Stated problem: Word for word, set down the records and skip each picture.

Rows:
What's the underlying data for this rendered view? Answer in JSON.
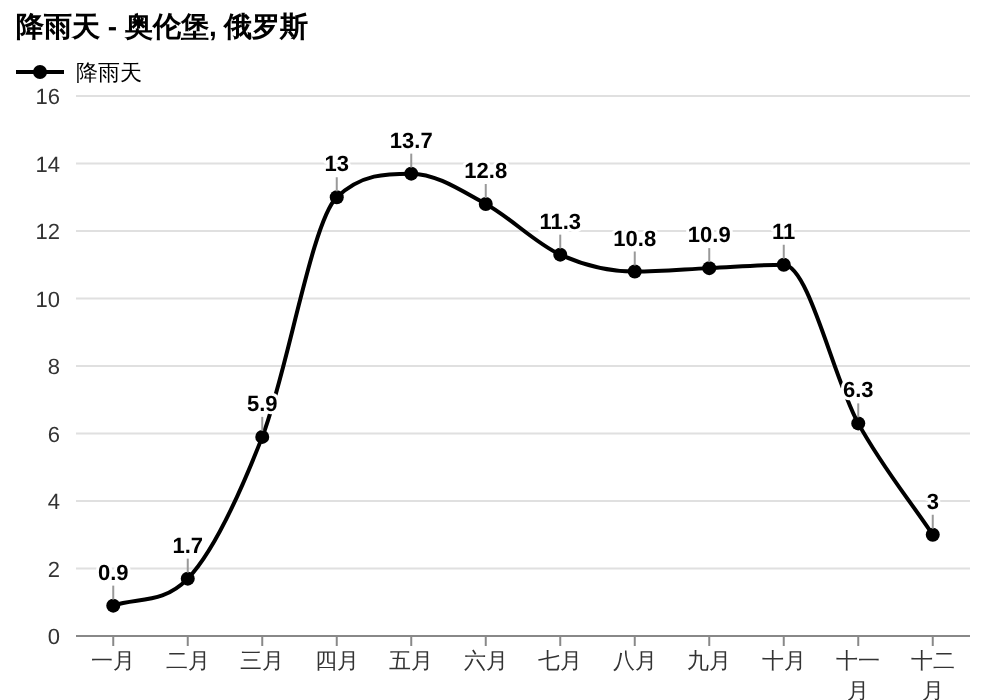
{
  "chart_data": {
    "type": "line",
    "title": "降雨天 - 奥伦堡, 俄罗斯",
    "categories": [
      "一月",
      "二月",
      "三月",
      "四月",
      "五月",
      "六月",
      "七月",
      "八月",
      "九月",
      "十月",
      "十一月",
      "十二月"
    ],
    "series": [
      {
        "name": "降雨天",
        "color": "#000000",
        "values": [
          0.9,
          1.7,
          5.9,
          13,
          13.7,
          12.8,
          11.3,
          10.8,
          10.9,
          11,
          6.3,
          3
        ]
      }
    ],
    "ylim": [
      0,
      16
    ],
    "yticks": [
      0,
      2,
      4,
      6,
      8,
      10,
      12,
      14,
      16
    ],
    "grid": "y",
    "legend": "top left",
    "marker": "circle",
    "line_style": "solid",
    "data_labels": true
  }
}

Written reply:
What's the underlying data for this rendered view? Answer in JSON.
{
  "chart_data": {
    "type": "line",
    "title": "降雨天 - 奥伦堡, 俄罗斯",
    "categories": [
      "一月",
      "二月",
      "三月",
      "四月",
      "五月",
      "六月",
      "七月",
      "八月",
      "九月",
      "十月",
      "十一月",
      "十二月"
    ],
    "series": [
      {
        "name": "降雨天",
        "color": "#000000",
        "values": [
          0.9,
          1.7,
          5.9,
          13,
          13.7,
          12.8,
          11.3,
          10.8,
          10.9,
          11,
          6.3,
          3
        ]
      }
    ],
    "ylim": [
      0,
      16
    ],
    "yticks": [
      0,
      2,
      4,
      6,
      8,
      10,
      12,
      14,
      16
    ],
    "grid": "y",
    "legend": "top left",
    "marker": "circle",
    "line_style": "solid",
    "data_labels": true
  }
}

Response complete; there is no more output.